───── Data listing
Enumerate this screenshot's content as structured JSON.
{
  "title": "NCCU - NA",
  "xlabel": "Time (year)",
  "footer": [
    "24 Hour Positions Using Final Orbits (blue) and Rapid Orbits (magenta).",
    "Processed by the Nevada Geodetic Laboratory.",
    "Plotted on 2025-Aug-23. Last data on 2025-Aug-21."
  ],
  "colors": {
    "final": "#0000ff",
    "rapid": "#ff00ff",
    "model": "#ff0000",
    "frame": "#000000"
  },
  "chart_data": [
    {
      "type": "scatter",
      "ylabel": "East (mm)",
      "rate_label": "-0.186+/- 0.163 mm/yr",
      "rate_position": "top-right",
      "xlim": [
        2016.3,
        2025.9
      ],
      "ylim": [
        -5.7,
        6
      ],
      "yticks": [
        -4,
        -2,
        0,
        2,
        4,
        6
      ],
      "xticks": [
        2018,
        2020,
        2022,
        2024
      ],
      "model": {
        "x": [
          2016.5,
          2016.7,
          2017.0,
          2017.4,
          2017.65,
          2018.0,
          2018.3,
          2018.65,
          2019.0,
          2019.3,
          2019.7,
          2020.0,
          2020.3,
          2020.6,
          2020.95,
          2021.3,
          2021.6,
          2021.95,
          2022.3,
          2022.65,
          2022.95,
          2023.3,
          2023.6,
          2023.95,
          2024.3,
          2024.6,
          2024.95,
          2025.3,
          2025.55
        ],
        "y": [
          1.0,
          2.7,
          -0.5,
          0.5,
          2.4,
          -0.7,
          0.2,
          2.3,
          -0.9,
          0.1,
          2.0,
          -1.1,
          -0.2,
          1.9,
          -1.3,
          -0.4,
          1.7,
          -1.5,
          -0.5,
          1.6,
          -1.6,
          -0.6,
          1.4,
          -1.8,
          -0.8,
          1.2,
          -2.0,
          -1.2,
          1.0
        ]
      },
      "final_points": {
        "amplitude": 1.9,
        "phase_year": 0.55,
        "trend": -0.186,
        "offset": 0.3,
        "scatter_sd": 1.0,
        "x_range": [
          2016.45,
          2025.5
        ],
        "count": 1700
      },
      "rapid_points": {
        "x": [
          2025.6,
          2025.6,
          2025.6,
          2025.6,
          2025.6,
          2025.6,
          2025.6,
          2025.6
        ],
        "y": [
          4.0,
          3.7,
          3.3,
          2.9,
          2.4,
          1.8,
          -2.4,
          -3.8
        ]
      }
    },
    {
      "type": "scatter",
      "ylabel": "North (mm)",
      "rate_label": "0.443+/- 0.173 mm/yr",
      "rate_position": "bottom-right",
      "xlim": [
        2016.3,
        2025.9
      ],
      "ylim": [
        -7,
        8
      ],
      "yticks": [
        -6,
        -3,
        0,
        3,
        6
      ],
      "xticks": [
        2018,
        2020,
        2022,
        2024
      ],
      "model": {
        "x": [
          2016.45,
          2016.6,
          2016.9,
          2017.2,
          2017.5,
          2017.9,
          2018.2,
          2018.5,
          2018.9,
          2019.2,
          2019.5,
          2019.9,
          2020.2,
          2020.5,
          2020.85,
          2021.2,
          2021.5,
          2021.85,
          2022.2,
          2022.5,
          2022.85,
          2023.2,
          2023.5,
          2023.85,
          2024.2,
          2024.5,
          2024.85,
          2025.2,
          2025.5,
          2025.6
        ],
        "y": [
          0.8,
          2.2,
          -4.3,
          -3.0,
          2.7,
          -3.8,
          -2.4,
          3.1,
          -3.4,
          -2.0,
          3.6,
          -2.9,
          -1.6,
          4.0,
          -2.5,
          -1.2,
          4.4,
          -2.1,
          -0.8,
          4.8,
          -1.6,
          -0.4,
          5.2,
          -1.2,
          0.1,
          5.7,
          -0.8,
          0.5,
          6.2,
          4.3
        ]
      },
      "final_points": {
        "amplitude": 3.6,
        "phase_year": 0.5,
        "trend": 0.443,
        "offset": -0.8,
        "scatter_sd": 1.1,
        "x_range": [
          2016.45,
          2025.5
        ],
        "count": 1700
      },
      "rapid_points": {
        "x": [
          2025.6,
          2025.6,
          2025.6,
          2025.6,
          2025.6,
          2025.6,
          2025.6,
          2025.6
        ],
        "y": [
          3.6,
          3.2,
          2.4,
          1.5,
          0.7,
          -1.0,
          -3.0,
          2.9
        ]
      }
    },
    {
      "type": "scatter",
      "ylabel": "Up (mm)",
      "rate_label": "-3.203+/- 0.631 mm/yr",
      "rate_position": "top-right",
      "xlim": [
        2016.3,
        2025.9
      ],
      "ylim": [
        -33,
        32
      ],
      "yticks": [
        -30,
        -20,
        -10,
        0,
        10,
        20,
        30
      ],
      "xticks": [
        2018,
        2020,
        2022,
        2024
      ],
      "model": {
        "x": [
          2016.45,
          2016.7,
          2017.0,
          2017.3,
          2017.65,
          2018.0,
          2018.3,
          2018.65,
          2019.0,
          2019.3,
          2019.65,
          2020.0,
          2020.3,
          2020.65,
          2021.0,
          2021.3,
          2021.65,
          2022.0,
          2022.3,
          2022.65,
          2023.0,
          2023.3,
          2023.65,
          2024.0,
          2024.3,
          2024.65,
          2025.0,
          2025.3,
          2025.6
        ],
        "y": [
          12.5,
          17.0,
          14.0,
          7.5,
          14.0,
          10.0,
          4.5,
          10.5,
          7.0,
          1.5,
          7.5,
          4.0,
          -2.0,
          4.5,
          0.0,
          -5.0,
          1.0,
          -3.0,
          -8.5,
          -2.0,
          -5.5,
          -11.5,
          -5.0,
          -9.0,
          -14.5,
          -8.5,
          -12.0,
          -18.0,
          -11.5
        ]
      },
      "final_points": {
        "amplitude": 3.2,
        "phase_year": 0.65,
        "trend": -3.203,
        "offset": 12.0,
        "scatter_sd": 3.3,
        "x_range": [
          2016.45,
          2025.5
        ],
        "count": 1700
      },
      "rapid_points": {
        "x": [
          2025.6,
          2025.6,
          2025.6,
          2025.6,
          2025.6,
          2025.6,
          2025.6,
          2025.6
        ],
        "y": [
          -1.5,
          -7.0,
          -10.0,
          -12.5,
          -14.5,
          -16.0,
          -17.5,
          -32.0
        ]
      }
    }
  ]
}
──────────
Set down all of the entries exactly, please.

Enumerate this screenshot's content as structured JSON.
{
  "title": "NCCU - NA",
  "xlabel": "Time (year)",
  "footer": [
    "24 Hour Positions Using Final Orbits (blue) and Rapid Orbits (magenta).",
    "Processed by the Nevada Geodetic Laboratory.",
    "Plotted on 2025-Aug-23. Last data on 2025-Aug-21."
  ],
  "colors": {
    "final": "#0000ff",
    "rapid": "#ff00ff",
    "model": "#ff0000",
    "frame": "#000000"
  },
  "chart_data": [
    {
      "type": "scatter",
      "ylabel": "East (mm)",
      "rate_label": "-0.186+/- 0.163 mm/yr",
      "rate_position": "top-right",
      "xlim": [
        2016.3,
        2025.9
      ],
      "ylim": [
        -5.7,
        6
      ],
      "yticks": [
        -4,
        -2,
        0,
        2,
        4,
        6
      ],
      "xticks": [
        2018,
        2020,
        2022,
        2024
      ],
      "model": {
        "x": [
          2016.5,
          2016.7,
          2017.0,
          2017.4,
          2017.65,
          2018.0,
          2018.3,
          2018.65,
          2019.0,
          2019.3,
          2019.7,
          2020.0,
          2020.3,
          2020.6,
          2020.95,
          2021.3,
          2021.6,
          2021.95,
          2022.3,
          2022.65,
          2022.95,
          2023.3,
          2023.6,
          2023.95,
          2024.3,
          2024.6,
          2024.95,
          2025.3,
          2025.55
        ],
        "y": [
          1.0,
          2.7,
          -0.5,
          0.5,
          2.4,
          -0.7,
          0.2,
          2.3,
          -0.9,
          0.1,
          2.0,
          -1.1,
          -0.2,
          1.9,
          -1.3,
          -0.4,
          1.7,
          -1.5,
          -0.5,
          1.6,
          -1.6,
          -0.6,
          1.4,
          -1.8,
          -0.8,
          1.2,
          -2.0,
          -1.2,
          1.0
        ]
      },
      "final_points": {
        "amplitude": 1.9,
        "phase_year": 0.55,
        "trend": -0.186,
        "offset": 0.3,
        "scatter_sd": 1.0,
        "x_range": [
          2016.45,
          2025.5
        ],
        "count": 1700
      },
      "rapid_points": {
        "x": [
          2025.6,
          2025.6,
          2025.6,
          2025.6,
          2025.6,
          2025.6,
          2025.6,
          2025.6
        ],
        "y": [
          4.0,
          3.7,
          3.3,
          2.9,
          2.4,
          1.8,
          -2.4,
          -3.8
        ]
      }
    },
    {
      "type": "scatter",
      "ylabel": "North (mm)",
      "rate_label": "0.443+/- 0.173 mm/yr",
      "rate_position": "bottom-right",
      "xlim": [
        2016.3,
        2025.9
      ],
      "ylim": [
        -7,
        8
      ],
      "yticks": [
        -6,
        -3,
        0,
        3,
        6
      ],
      "xticks": [
        2018,
        2020,
        2022,
        2024
      ],
      "model": {
        "x": [
          2016.45,
          2016.6,
          2016.9,
          2017.2,
          2017.5,
          2017.9,
          2018.2,
          2018.5,
          2018.9,
          2019.2,
          2019.5,
          2019.9,
          2020.2,
          2020.5,
          2020.85,
          2021.2,
          2021.5,
          2021.85,
          2022.2,
          2022.5,
          2022.85,
          2023.2,
          2023.5,
          2023.85,
          2024.2,
          2024.5,
          2024.85,
          2025.2,
          2025.5,
          2025.6
        ],
        "y": [
          0.8,
          2.2,
          -4.3,
          -3.0,
          2.7,
          -3.8,
          -2.4,
          3.1,
          -3.4,
          -2.0,
          3.6,
          -2.9,
          -1.6,
          4.0,
          -2.5,
          -1.2,
          4.4,
          -2.1,
          -0.8,
          4.8,
          -1.6,
          -0.4,
          5.2,
          -1.2,
          0.1,
          5.7,
          -0.8,
          0.5,
          6.2,
          4.3
        ]
      },
      "final_points": {
        "amplitude": 3.6,
        "phase_year": 0.5,
        "trend": 0.443,
        "offset": -0.8,
        "scatter_sd": 1.1,
        "x_range": [
          2016.45,
          2025.5
        ],
        "count": 1700
      },
      "rapid_points": {
        "x": [
          2025.6,
          2025.6,
          2025.6,
          2025.6,
          2025.6,
          2025.6,
          2025.6,
          2025.6
        ],
        "y": [
          3.6,
          3.2,
          2.4,
          1.5,
          0.7,
          -1.0,
          -3.0,
          2.9
        ]
      }
    },
    {
      "type": "scatter",
      "ylabel": "Up (mm)",
      "rate_label": "-3.203+/- 0.631 mm/yr",
      "rate_position": "top-right",
      "xlim": [
        2016.3,
        2025.9
      ],
      "ylim": [
        -33,
        32
      ],
      "yticks": [
        -30,
        -20,
        -10,
        0,
        10,
        20,
        30
      ],
      "xticks": [
        2018,
        2020,
        2022,
        2024
      ],
      "model": {
        "x": [
          2016.45,
          2016.7,
          2017.0,
          2017.3,
          2017.65,
          2018.0,
          2018.3,
          2018.65,
          2019.0,
          2019.3,
          2019.65,
          2020.0,
          2020.3,
          2020.65,
          2021.0,
          2021.3,
          2021.65,
          2022.0,
          2022.3,
          2022.65,
          2023.0,
          2023.3,
          2023.65,
          2024.0,
          2024.3,
          2024.65,
          2025.0,
          2025.3,
          2025.6
        ],
        "y": [
          12.5,
          17.0,
          14.0,
          7.5,
          14.0,
          10.0,
          4.5,
          10.5,
          7.0,
          1.5,
          7.5,
          4.0,
          -2.0,
          4.5,
          0.0,
          -5.0,
          1.0,
          -3.0,
          -8.5,
          -2.0,
          -5.5,
          -11.5,
          -5.0,
          -9.0,
          -14.5,
          -8.5,
          -12.0,
          -18.0,
          -11.5
        ]
      },
      "final_points": {
        "amplitude": 3.2,
        "phase_year": 0.65,
        "trend": -3.203,
        "offset": 12.0,
        "scatter_sd": 3.3,
        "x_range": [
          2016.45,
          2025.5
        ],
        "count": 1700
      },
      "rapid_points": {
        "x": [
          2025.6,
          2025.6,
          2025.6,
          2025.6,
          2025.6,
          2025.6,
          2025.6,
          2025.6
        ],
        "y": [
          -1.5,
          -7.0,
          -10.0,
          -12.5,
          -14.5,
          -16.0,
          -17.5,
          -32.0
        ]
      }
    }
  ]
}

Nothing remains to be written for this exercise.